**PROBLEM:** Each entry below is to be given again word for word, with no pictures.

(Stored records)
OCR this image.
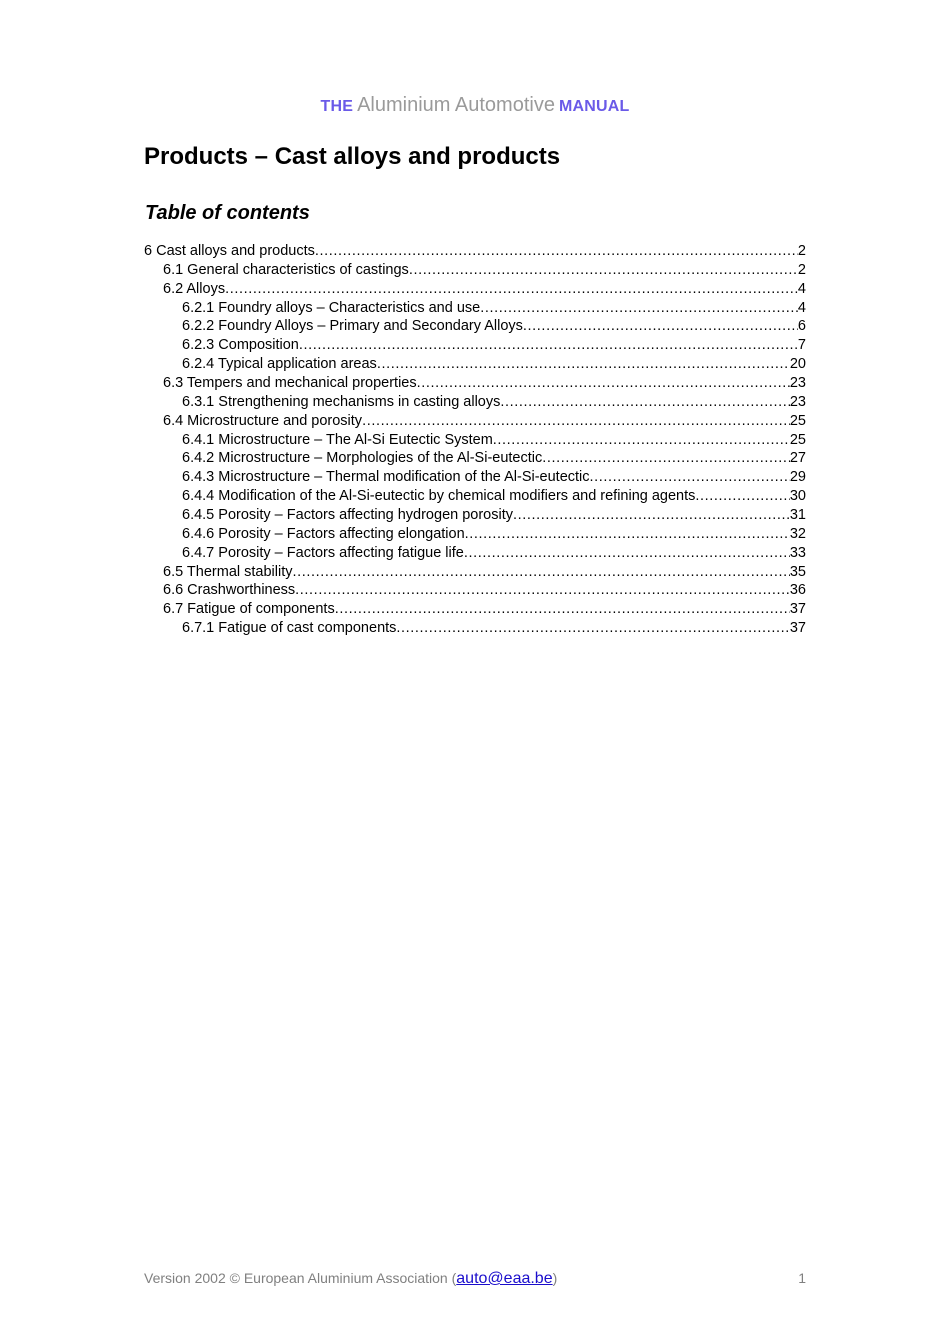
THE Aluminium Automotive MANUAL
Products – Cast alloys and products
Table of contents
6 Cast alloys and products .....	2
6.1 General characteristics of castings .....	2
6.2 Alloys .....	4
6.2.1 Foundry alloys – Characteristics and use .....	4
6.2.2 Foundry Alloys – Primary and Secondary Alloys .....	6
6.2.3 Composition .....	7
6.2.4 Typical application areas .....	20
6.3 Tempers and mechanical properties .....	23
6.3.1 Strengthening mechanisms in casting alloys .....	23
6.4 Microstructure and porosity .....	25
6.4.1 Microstructure – The Al-Si Eutectic System .....	25
6.4.2 Microstructure – Morphologies of the Al-Si-eutectic .....	27
6.4.3 Microstructure – Thermal modification of the Al-Si-eutectic .....	29
6.4.4 Modification of the Al-Si-eutectic by chemical modifiers and refining agents .....	30
6.4.5 Porosity – Factors affecting hydrogen porosity .....	31
6.4.6 Porosity – Factors affecting elongation .....	32
6.4.7 Porosity – Factors affecting fatigue life .....	33
6.5 Thermal stability .....	35
6.6 Crashworthiness .....	36
6.7 Fatigue of components .....	37
6.7.1 Fatigue of cast components .....	37
Version 2002 © European Aluminium Association (auto@eaa.be)	1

**THE SOLUTION:**
OCR this image.
THE Aluminium Automotive MANUAL
Products – Cast alloys and products
Table of contents
6 Cast alloys and products .....	2
6.1 General characteristics of castings .....	2
6.2 Alloys .....	4
6.2.1 Foundry alloys – Characteristics and use .....	4
6.2.2 Foundry Alloys – Primary and Secondary Alloys .....	6
6.2.3 Composition .....	7
6.2.4 Typical application areas .....	20
6.3 Tempers and mechanical properties .....	23
6.3.1 Strengthening mechanisms in casting alloys .....	23
6.4 Microstructure and porosity .....	25
6.4.1 Microstructure – The Al-Si Eutectic System .....	25
6.4.2 Microstructure – Morphologies of the Al-Si-eutectic .....	27
6.4.3 Microstructure – Thermal modification of the Al-Si-eutectic .....	29
6.4.4 Modification of the Al-Si-eutectic by chemical modifiers and refining agents .....	30
6.4.5 Porosity – Factors affecting hydrogen porosity .....	31
6.4.6 Porosity – Factors affecting elongation .....	32
6.4.7 Porosity – Factors affecting fatigue life .....	33
6.5 Thermal stability .....	35
6.6 Crashworthiness .....	36
6.7 Fatigue of components .....	37
6.7.1 Fatigue of cast components .....	37
Version 2002 © European Aluminium Association (auto@eaa.be)	1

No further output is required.